Material start
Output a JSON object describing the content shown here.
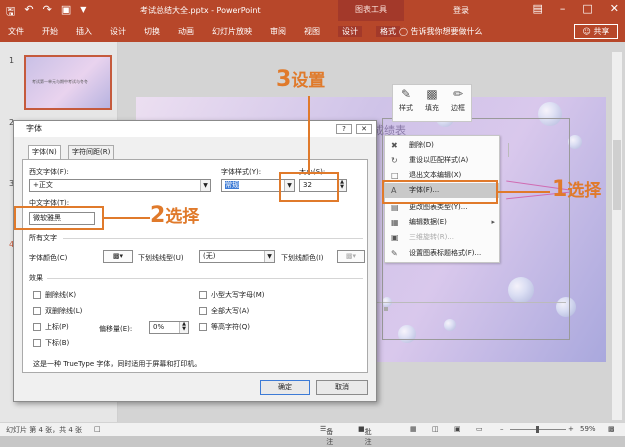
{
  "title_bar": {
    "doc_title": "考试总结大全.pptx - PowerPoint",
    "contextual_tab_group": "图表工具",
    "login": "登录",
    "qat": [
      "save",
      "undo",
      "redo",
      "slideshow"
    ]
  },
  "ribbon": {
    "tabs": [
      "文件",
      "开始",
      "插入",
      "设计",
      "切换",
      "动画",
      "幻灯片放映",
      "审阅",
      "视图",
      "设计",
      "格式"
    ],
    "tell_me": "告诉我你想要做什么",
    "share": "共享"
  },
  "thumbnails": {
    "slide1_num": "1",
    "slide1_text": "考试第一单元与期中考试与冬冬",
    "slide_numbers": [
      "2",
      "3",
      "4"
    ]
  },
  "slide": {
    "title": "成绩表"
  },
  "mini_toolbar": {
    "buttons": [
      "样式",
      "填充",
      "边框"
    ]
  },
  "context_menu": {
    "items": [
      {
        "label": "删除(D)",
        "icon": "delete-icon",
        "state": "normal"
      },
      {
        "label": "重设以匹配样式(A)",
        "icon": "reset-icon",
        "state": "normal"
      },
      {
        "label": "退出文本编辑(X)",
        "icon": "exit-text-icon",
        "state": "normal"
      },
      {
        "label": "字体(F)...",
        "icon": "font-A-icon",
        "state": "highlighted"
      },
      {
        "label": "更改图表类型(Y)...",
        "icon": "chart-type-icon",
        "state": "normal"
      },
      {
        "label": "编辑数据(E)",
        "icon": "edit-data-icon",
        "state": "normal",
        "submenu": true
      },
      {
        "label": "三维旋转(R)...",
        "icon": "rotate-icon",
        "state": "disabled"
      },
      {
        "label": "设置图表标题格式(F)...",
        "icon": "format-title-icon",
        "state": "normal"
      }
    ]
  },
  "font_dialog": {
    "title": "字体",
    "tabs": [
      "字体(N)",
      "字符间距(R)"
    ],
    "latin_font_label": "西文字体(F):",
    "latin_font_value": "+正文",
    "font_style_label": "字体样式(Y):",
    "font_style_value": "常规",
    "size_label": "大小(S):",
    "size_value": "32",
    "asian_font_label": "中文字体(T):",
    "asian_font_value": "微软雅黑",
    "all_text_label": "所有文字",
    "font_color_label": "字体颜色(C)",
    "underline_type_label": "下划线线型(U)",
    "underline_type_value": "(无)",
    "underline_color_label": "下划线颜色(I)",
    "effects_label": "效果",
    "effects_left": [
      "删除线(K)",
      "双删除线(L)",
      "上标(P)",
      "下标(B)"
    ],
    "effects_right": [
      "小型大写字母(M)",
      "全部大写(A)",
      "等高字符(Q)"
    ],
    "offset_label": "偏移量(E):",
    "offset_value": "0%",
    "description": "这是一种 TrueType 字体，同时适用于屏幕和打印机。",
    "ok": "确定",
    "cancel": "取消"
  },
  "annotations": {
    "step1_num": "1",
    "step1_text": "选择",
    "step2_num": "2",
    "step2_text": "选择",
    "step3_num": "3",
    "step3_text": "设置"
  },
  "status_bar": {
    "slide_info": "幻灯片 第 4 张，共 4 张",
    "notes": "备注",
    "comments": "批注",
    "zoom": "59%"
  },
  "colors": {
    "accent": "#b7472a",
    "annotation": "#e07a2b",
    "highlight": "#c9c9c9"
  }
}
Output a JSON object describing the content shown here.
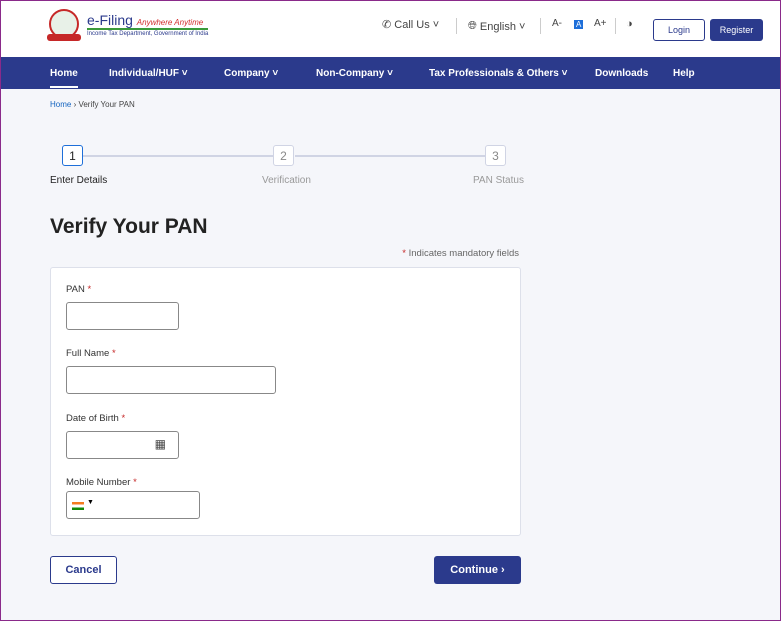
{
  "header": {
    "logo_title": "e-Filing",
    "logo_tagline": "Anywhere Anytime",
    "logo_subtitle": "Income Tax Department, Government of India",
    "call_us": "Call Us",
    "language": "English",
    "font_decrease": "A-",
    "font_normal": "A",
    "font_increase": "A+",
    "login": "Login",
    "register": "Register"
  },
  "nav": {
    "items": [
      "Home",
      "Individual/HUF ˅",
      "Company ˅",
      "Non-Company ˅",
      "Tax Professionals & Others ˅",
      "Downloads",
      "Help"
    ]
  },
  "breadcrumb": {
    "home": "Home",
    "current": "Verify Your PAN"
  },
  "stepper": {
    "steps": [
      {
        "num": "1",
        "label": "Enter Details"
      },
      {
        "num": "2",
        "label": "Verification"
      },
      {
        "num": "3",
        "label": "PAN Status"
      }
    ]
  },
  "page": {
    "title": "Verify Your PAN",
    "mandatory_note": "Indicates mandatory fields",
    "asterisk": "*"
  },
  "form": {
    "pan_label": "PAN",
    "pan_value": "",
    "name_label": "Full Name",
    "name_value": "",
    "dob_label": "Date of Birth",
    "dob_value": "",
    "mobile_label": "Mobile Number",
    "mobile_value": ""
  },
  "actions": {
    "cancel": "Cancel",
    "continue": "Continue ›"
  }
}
Material end
§ **Exercise directions**: Copy every record character for character. Skip the pictures.

§ **Exercise response**:
Output a JSON object describing the content shown here.
{
  "title_bar": {
    "doc_title": "考试总结大全.pptx - PowerPoint",
    "contextual_tab_group": "图表工具",
    "login": "登录",
    "qat": [
      "save",
      "undo",
      "redo",
      "slideshow"
    ]
  },
  "ribbon": {
    "tabs": [
      "文件",
      "开始",
      "插入",
      "设计",
      "切换",
      "动画",
      "幻灯片放映",
      "审阅",
      "视图",
      "设计",
      "格式"
    ],
    "tell_me": "告诉我你想要做什么",
    "share": "共享"
  },
  "thumbnails": {
    "slide1_num": "1",
    "slide1_text": "考试第一单元与期中考试与冬冬",
    "slide_numbers": [
      "2",
      "3",
      "4"
    ]
  },
  "slide": {
    "title": "成绩表"
  },
  "mini_toolbar": {
    "buttons": [
      "样式",
      "填充",
      "边框"
    ]
  },
  "context_menu": {
    "items": [
      {
        "label": "删除(D)",
        "icon": "delete-icon",
        "state": "normal"
      },
      {
        "label": "重设以匹配样式(A)",
        "icon": "reset-icon",
        "state": "normal"
      },
      {
        "label": "退出文本编辑(X)",
        "icon": "exit-text-icon",
        "state": "normal"
      },
      {
        "label": "字体(F)...",
        "icon": "font-A-icon",
        "state": "highlighted"
      },
      {
        "label": "更改图表类型(Y)...",
        "icon": "chart-type-icon",
        "state": "normal"
      },
      {
        "label": "编辑数据(E)",
        "icon": "edit-data-icon",
        "state": "normal",
        "submenu": true
      },
      {
        "label": "三维旋转(R)...",
        "icon": "rotate-icon",
        "state": "disabled"
      },
      {
        "label": "设置图表标题格式(F)...",
        "icon": "format-title-icon",
        "state": "normal"
      }
    ]
  },
  "font_dialog": {
    "title": "字体",
    "tabs": [
      "字体(N)",
      "字符间距(R)"
    ],
    "latin_font_label": "西文字体(F):",
    "latin_font_value": "+正文",
    "font_style_label": "字体样式(Y):",
    "font_style_value": "常规",
    "size_label": "大小(S):",
    "size_value": "32",
    "asian_font_label": "中文字体(T):",
    "asian_font_value": "微软雅黑",
    "all_text_label": "所有文字",
    "font_color_label": "字体颜色(C)",
    "underline_type_label": "下划线线型(U)",
    "underline_type_value": "(无)",
    "underline_color_label": "下划线颜色(I)",
    "effects_label": "效果",
    "effects_left": [
      "删除线(K)",
      "双删除线(L)",
      "上标(P)",
      "下标(B)"
    ],
    "effects_right": [
      "小型大写字母(M)",
      "全部大写(A)",
      "等高字符(Q)"
    ],
    "offset_label": "偏移量(E):",
    "offset_value": "0%",
    "description": "这是一种 TrueType 字体，同时适用于屏幕和打印机。",
    "ok": "确定",
    "cancel": "取消"
  },
  "annotations": {
    "step1_num": "1",
    "step1_text": "选择",
    "step2_num": "2",
    "step2_text": "选择",
    "step3_num": "3",
    "step3_text": "设置"
  },
  "status_bar": {
    "slide_info": "幻灯片 第 4 张，共 4 张",
    "notes": "备注",
    "comments": "批注",
    "zoom": "59%"
  },
  "colors": {
    "accent": "#b7472a",
    "annotation": "#e07a2b",
    "highlight": "#c9c9c9"
  }
}
Output a JSON object describing the content shown here.
{
  "header": {
    "logo_title": "e-Filing",
    "logo_tagline": "Anywhere Anytime",
    "logo_subtitle": "Income Tax Department, Government of India",
    "call_us": "Call Us",
    "language": "English",
    "font_decrease": "A-",
    "font_normal": "A",
    "font_increase": "A+",
    "login": "Login",
    "register": "Register"
  },
  "nav": {
    "items": [
      "Home",
      "Individual/HUF ˅",
      "Company ˅",
      "Non-Company ˅",
      "Tax Professionals & Others ˅",
      "Downloads",
      "Help"
    ]
  },
  "breadcrumb": {
    "home": "Home",
    "current": "Verify Your PAN"
  },
  "stepper": {
    "steps": [
      {
        "num": "1",
        "label": "Enter Details"
      },
      {
        "num": "2",
        "label": "Verification"
      },
      {
        "num": "3",
        "label": "PAN Status"
      }
    ]
  },
  "page": {
    "title": "Verify Your PAN",
    "mandatory_note": "Indicates mandatory fields",
    "asterisk": "*"
  },
  "form": {
    "pan_label": "PAN",
    "pan_value": "",
    "name_label": "Full Name",
    "name_value": "",
    "dob_label": "Date of Birth",
    "dob_value": "",
    "mobile_label": "Mobile Number",
    "mobile_value": ""
  },
  "actions": {
    "cancel": "Cancel",
    "continue": "Continue ›"
  }
}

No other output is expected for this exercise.